[Dataset items]

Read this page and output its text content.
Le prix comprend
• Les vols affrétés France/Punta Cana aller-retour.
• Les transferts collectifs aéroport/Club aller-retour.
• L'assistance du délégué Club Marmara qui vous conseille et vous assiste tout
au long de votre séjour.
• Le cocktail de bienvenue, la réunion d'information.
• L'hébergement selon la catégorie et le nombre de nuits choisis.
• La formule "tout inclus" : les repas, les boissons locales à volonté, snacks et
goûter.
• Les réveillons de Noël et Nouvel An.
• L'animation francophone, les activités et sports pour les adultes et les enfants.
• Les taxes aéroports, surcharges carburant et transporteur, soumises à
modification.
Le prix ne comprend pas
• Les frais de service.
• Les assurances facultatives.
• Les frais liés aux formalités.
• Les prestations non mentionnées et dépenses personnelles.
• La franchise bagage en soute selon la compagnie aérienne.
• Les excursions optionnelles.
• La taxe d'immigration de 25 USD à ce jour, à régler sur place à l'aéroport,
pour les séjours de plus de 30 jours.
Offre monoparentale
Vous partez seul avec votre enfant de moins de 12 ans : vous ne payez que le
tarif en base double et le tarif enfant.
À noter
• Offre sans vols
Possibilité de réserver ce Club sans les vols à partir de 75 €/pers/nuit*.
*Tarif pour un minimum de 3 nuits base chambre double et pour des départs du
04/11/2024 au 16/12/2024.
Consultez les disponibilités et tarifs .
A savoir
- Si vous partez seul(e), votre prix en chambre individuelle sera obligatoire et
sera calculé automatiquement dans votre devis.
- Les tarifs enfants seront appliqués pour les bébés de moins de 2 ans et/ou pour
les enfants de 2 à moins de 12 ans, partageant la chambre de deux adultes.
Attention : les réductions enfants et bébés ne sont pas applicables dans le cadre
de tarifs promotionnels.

= The problem =
Produce an exact copy of every entry above.

= Solution to this exercise =
Read this page and output its text content.
Le prix comprend
• Les vols affrétés France/Punta Cana aller-retour.
• Les transferts collectifs aéroport/Club aller-retour.
• L'assistance du délégué Club Marmara qui vous conseille et vous assiste tout
au long de votre séjour.
• Le cocktail de bienvenue, la réunion d'information.
• L'hébergement selon la catégorie et le nombre de nuits choisis.
• La formule "tout inclus" : les repas, les boissons locales à volonté, snacks et
goûter.
• Les réveillons de Noël et Nouvel An.
• L'animation francophone, les activités et sports pour les adultes et les enfants.
• Les taxes aéroports, surcharges carburant et transporteur, soumises à
modification.
Le prix ne comprend pas
• Les frais de service.
• Les assurances facultatives.
• Les frais liés aux formalités.
• Les prestations non mentionnées et dépenses personnelles.
• La franchise bagage en soute selon la compagnie aérienne.
• Les excursions optionnelles.
• La taxe d'immigration de 25 USD à ce jour, à régler sur place à l'aéroport,
pour les séjours de plus de 30 jours.
Offre monoparentale
Vous partez seul avec votre enfant de moins de 12 ans : vous ne payez que le
tarif en base double et le tarif enfant.
À noter
• Offre sans vols
Possibilité de réserver ce Club sans les vols à partir de 75 €/pers/nuit*.
*Tarif pour un minimum de 3 nuits base chambre double et pour des départs du
04/11/2024 au 16/12/2024.
Consultez les disponibilités et tarifs .
A savoir
- Si vous partez seul(e), votre prix en chambre individuelle sera obligatoire et
sera calculé automatiquement dans votre devis.
- Les tarifs enfants seront appliqués pour les bébés de moins de 2 ans et/ou pour
les enfants de 2 à moins de 12 ans, partageant la chambre de deux adultes.
Attention : les réductions enfants et bébés ne sont pas applicables dans le cadre
de tarifs promotionnels.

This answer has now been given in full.